Dataset entries:
※ ※ ※

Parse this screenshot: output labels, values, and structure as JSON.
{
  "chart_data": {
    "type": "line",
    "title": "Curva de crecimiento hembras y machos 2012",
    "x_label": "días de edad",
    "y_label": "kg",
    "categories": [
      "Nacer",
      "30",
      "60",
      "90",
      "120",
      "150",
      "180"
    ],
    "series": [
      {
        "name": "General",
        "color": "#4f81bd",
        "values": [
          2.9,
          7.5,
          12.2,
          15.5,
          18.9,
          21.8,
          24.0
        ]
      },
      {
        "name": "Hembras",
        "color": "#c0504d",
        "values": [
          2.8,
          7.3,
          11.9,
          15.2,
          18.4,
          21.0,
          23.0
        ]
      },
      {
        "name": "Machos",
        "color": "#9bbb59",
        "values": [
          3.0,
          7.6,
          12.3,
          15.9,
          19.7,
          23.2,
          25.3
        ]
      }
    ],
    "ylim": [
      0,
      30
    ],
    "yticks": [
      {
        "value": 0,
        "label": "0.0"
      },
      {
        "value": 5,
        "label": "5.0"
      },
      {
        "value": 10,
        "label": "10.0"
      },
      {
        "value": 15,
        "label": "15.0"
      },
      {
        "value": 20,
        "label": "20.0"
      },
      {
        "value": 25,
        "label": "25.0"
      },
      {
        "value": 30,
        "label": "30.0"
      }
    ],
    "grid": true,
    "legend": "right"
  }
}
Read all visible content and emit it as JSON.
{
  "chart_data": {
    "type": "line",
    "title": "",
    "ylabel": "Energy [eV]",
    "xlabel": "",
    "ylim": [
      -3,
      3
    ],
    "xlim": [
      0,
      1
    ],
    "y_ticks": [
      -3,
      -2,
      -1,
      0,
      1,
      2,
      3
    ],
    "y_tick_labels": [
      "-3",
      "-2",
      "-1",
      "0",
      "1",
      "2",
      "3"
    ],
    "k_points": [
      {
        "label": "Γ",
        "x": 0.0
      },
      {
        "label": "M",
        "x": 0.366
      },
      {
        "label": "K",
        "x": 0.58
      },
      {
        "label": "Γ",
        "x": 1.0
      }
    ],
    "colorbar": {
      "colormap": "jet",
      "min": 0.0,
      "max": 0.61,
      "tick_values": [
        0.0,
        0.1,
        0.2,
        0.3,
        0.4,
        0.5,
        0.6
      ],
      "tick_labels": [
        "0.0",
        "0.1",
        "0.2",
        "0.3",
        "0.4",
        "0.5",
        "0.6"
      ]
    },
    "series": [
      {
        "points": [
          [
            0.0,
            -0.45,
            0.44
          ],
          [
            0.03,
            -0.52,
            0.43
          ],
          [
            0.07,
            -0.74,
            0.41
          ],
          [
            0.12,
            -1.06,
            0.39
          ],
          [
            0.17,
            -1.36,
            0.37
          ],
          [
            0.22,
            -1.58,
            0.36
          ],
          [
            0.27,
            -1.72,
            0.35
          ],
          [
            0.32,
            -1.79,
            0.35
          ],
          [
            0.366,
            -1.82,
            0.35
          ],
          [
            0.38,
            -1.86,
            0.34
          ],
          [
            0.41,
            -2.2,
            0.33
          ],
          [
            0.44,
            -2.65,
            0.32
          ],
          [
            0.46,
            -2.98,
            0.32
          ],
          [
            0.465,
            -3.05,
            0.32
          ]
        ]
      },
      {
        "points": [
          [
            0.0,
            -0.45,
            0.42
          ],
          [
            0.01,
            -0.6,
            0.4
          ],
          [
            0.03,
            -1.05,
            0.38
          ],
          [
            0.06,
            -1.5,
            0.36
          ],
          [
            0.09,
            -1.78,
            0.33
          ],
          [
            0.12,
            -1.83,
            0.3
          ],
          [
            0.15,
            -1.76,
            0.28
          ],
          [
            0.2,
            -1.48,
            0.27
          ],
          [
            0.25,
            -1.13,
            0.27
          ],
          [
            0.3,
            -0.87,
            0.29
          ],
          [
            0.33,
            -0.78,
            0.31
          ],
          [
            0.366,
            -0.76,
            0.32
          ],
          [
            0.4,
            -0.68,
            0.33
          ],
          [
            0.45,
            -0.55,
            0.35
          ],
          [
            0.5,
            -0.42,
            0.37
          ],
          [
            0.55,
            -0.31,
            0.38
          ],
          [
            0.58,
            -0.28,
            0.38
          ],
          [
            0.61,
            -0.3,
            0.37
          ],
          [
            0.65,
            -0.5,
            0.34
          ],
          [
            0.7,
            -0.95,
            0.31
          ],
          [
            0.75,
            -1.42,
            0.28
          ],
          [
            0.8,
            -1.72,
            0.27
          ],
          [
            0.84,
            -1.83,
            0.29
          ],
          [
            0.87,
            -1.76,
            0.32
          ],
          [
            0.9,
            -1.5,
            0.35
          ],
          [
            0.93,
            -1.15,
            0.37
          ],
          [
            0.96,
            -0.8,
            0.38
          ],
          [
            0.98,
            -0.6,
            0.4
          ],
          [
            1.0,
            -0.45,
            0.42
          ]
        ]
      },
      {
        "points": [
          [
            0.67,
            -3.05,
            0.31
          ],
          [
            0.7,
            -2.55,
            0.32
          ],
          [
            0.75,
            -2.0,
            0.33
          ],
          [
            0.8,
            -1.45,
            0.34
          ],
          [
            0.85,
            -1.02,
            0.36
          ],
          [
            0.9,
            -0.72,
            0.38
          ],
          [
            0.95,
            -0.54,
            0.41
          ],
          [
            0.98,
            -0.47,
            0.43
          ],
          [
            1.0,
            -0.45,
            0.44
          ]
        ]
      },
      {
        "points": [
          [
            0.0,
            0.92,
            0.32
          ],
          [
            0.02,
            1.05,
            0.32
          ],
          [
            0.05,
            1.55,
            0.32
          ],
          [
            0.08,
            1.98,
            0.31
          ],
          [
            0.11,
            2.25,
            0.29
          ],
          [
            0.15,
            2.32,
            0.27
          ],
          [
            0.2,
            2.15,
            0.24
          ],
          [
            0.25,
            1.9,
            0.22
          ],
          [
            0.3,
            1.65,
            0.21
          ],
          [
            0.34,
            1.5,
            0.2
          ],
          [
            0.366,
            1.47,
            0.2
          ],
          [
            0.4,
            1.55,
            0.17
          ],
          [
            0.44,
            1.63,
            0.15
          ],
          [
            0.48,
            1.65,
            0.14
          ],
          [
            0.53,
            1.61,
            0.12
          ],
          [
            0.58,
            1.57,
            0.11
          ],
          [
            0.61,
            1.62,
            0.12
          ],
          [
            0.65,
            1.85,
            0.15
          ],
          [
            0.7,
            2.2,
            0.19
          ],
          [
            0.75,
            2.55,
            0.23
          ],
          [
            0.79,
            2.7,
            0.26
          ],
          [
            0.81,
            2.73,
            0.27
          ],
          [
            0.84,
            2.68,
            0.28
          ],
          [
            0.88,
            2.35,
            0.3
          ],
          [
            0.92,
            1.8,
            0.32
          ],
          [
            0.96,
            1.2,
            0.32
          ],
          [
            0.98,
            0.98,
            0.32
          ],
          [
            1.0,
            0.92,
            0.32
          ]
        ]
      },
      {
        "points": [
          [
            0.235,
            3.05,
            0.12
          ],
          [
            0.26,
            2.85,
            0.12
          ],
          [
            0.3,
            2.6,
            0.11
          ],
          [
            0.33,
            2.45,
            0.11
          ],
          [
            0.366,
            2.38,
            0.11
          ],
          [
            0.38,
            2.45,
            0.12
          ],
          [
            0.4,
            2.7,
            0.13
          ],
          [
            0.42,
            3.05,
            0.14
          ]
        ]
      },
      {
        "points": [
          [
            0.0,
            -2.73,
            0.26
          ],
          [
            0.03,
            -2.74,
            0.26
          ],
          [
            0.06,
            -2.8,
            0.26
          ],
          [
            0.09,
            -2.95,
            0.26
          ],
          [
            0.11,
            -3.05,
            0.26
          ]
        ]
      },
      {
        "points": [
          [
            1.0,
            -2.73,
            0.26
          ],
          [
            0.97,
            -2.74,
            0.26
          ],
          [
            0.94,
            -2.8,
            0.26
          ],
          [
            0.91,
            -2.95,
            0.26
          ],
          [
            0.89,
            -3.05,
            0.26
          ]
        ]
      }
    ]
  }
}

※ ※ ※

Exercise prompt -
Wherever "JSON" shows up in a line, copy that line.

Solution -
Parse this screenshot: output labels, values, and structure as JSON.
Read all visible content and emit it as JSON.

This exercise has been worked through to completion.